[Recorded data]

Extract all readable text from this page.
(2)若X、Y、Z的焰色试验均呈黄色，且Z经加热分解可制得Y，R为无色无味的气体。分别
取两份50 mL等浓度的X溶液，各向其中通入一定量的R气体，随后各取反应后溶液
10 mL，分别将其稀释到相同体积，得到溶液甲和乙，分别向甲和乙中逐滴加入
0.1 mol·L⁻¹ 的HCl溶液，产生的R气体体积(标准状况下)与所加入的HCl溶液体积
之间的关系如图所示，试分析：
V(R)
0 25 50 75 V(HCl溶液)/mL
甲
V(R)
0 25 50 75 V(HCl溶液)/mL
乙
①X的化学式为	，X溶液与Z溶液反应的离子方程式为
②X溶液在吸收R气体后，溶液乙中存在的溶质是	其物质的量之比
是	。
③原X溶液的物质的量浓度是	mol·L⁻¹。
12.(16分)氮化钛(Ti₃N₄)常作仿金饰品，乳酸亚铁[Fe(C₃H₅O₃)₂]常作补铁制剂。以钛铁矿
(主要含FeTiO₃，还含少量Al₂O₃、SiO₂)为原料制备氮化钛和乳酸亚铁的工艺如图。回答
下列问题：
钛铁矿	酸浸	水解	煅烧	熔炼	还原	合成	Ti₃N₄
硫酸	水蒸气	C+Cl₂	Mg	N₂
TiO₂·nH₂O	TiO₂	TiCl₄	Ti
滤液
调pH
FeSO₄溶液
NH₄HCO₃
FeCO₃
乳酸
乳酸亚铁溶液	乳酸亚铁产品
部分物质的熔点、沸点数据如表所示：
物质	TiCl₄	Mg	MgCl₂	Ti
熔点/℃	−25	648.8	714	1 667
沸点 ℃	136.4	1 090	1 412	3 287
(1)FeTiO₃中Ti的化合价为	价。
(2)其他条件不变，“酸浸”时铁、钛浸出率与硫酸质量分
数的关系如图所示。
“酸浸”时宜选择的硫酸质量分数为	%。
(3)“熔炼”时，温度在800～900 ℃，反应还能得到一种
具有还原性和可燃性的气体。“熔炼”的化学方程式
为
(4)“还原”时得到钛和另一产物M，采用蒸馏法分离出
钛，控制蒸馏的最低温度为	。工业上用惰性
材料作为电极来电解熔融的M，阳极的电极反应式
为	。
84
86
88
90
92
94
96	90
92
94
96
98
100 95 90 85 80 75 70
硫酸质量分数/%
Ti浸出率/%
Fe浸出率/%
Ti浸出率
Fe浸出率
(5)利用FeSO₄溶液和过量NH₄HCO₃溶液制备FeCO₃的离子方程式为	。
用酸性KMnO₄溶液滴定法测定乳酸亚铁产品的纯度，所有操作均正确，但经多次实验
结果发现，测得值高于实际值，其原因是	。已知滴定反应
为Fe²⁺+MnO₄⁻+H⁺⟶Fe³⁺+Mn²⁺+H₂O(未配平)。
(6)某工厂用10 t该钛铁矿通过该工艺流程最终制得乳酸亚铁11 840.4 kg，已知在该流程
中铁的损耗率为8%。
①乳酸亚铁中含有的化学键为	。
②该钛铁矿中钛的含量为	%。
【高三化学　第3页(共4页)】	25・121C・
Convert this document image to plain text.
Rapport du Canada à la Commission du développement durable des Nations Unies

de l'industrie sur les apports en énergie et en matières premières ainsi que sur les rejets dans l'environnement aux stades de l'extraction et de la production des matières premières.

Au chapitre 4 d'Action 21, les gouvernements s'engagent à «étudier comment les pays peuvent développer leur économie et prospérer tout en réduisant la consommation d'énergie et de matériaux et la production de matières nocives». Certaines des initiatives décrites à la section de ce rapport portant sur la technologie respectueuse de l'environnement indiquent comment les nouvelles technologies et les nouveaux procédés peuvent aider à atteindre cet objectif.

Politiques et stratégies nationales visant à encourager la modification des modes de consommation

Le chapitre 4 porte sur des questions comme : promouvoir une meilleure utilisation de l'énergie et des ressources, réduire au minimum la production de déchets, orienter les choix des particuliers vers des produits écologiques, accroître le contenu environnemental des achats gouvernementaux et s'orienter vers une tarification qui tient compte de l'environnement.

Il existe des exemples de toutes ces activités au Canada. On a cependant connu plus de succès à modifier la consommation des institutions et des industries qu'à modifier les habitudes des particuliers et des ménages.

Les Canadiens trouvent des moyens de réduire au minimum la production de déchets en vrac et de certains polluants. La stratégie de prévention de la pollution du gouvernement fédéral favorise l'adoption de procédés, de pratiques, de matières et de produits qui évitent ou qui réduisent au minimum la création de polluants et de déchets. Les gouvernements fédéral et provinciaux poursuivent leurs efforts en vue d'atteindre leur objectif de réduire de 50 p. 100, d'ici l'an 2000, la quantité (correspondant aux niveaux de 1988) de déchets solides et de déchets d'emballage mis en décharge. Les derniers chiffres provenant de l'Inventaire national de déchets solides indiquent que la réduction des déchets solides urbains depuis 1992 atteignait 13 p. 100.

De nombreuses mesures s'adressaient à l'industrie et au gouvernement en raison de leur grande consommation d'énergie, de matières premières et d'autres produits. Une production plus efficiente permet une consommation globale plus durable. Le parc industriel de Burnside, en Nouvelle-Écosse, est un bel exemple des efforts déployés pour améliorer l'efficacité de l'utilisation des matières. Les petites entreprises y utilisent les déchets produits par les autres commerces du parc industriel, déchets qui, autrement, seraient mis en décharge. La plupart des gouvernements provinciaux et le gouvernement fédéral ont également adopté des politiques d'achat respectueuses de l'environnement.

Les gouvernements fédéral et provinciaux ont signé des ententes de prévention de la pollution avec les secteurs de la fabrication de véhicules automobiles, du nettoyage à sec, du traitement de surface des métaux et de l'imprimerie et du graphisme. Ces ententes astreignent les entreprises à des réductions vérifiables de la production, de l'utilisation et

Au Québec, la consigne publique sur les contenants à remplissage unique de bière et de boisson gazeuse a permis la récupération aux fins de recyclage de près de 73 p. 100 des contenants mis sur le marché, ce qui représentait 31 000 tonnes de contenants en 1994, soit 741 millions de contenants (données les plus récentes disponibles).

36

§ **GIVEN INSTRUCTION**
Restate each record exactly as written.

§ **RESPONSE FOR THIS EXERCISE**
Extract all readable text from this page.
(2)若X、Y、Z的焰色试验均呈黄色，且Z经加热分解可制得Y，R为无色无味的气体。分别
取两份50 mL等浓度的X溶液，各向其中通入一定量的R气体，随后各取反应后溶液
10 mL，分别将其稀释到相同体积，得到溶液甲和乙，分别向甲和乙中逐滴加入
0.1 mol·L⁻¹ 的HCl溶液，产生的R气体体积(标准状况下)与所加入的HCl溶液体积
之间的关系如图所示，试分析：
V(R)
0 25 50 75 V(HCl溶液)/mL
甲
V(R)
0 25 50 75 V(HCl溶液)/mL
乙
①X的化学式为	，X溶液与Z溶液反应的离子方程式为
②X溶液在吸收R气体后，溶液乙中存在的溶质是	其物质的量之比
是	。
③原X溶液的物质的量浓度是	mol·L⁻¹。
12.(16分)氮化钛(Ti₃N₄)常作仿金饰品，乳酸亚铁[Fe(C₃H₅O₃)₂]常作补铁制剂。以钛铁矿
(主要含FeTiO₃，还含少量Al₂O₃、SiO₂)为原料制备氮化钛和乳酸亚铁的工艺如图。回答
下列问题：
钛铁矿	酸浸	水解	煅烧	熔炼	还原	合成	Ti₃N₄
硫酸	水蒸气	C+Cl₂	Mg	N₂
TiO₂·nH₂O	TiO₂	TiCl₄	Ti
滤液
调pH
FeSO₄溶液
NH₄HCO₃
FeCO₃
乳酸
乳酸亚铁溶液	乳酸亚铁产品
部分物质的熔点、沸点数据如表所示：
物质	TiCl₄	Mg	MgCl₂	Ti
熔点/℃	−25	648.8	714	1 667
沸点 ℃	136.4	1 090	1 412	3 287
(1)FeTiO₃中Ti的化合价为	价。
(2)其他条件不变，“酸浸”时铁、钛浸出率与硫酸质量分
数的关系如图所示。
“酸浸”时宜选择的硫酸质量分数为	%。
(3)“熔炼”时，温度在800～900 ℃，反应还能得到一种
具有还原性和可燃性的气体。“熔炼”的化学方程式
为
(4)“还原”时得到钛和另一产物M，采用蒸馏法分离出
钛，控制蒸馏的最低温度为	。工业上用惰性
材料作为电极来电解熔融的M，阳极的电极反应式
为	。
84
86
88
90
92
94
96	90
92
94
96
98
100 95 90 85 80 75 70
硫酸质量分数/%
Ti浸出率/%
Fe浸出率/%
Ti浸出率
Fe浸出率
(5)利用FeSO₄溶液和过量NH₄HCO₃溶液制备FeCO₃的离子方程式为	。
用酸性KMnO₄溶液滴定法测定乳酸亚铁产品的纯度，所有操作均正确，但经多次实验
结果发现，测得值高于实际值，其原因是	。已知滴定反应
为Fe²⁺+MnO₄⁻+H⁺⟶Fe³⁺+Mn²⁺+H₂O(未配平)。
(6)某工厂用10 t该钛铁矿通过该工艺流程最终制得乳酸亚铁11 840.4 kg，已知在该流程
中铁的损耗率为8%。
①乳酸亚铁中含有的化学键为	。
②该钛铁矿中钛的含量为	%。
【高三化学　第3页(共4页)】	25・121C・
Convert this document image to plain text.
Rapport du Canada à la Commission du développement durable des Nations Unies

de l'industrie sur les apports en énergie et en matières premières ainsi que sur les rejets dans l'environnement aux stades de l'extraction et de la production des matières premières.

Au chapitre 4 d'Action 21, les gouvernements s'engagent à «étudier comment les pays peuvent développer leur économie et prospérer tout en réduisant la consommation d'énergie et de matériaux et la production de matières nocives». Certaines des initiatives décrites à la section de ce rapport portant sur la technologie respectueuse de l'environnement indiquent comment les nouvelles technologies et les nouveaux procédés peuvent aider à atteindre cet objectif.

Politiques et stratégies nationales visant à encourager la modification des modes de consommation

Le chapitre 4 porte sur des questions comme : promouvoir une meilleure utilisation de l'énergie et des ressources, réduire au minimum la production de déchets, orienter les choix des particuliers vers des produits écologiques, accroître le contenu environnemental des achats gouvernementaux et s'orienter vers une tarification qui tient compte de l'environnement.

Il existe des exemples de toutes ces activités au Canada. On a cependant connu plus de succès à modifier la consommation des institutions et des industries qu'à modifier les habitudes des particuliers et des ménages.

Les Canadiens trouvent des moyens de réduire au minimum la production de déchets en vrac et de certains polluants. La stratégie de prévention de la pollution du gouvernement fédéral favorise l'adoption de procédés, de pratiques, de matières et de produits qui évitent ou qui réduisent au minimum la création de polluants et de déchets. Les gouvernements fédéral et provinciaux poursuivent leurs efforts en vue d'atteindre leur objectif de réduire de 50 p. 100, d'ici l'an 2000, la quantité (correspondant aux niveaux de 1988) de déchets solides et de déchets d'emballage mis en décharge. Les derniers chiffres provenant de l'Inventaire national de déchets solides indiquent que la réduction des déchets solides urbains depuis 1992 atteignait 13 p. 100.

De nombreuses mesures s'adressaient à l'industrie et au gouvernement en raison de leur grande consommation d'énergie, de matières premières et d'autres produits. Une production plus efficiente permet une consommation globale plus durable. Le parc industriel de Burnside, en Nouvelle-Écosse, est un bel exemple des efforts déployés pour améliorer l'efficacité de l'utilisation des matières. Les petites entreprises y utilisent les déchets produits par les autres commerces du parc industriel, déchets qui, autrement, seraient mis en décharge. La plupart des gouvernements provinciaux et le gouvernement fédéral ont également adopté des politiques d'achat respectueuses de l'environnement.

Les gouvernements fédéral et provinciaux ont signé des ententes de prévention de la pollution avec les secteurs de la fabrication de véhicules automobiles, du nettoyage à sec, du traitement de surface des métaux et de l'imprimerie et du graphisme. Ces ententes astreignent les entreprises à des réductions vérifiables de la production, de l'utilisation et

Au Québec, la consigne publique sur les contenants à remplissage unique de bière et de boisson gazeuse a permis la récupération aux fins de recyclage de près de 73 p. 100 des contenants mis sur le marché, ce qui représentait 31 000 tonnes de contenants en 1994, soit 741 millions de contenants (données les plus récentes disponibles).

36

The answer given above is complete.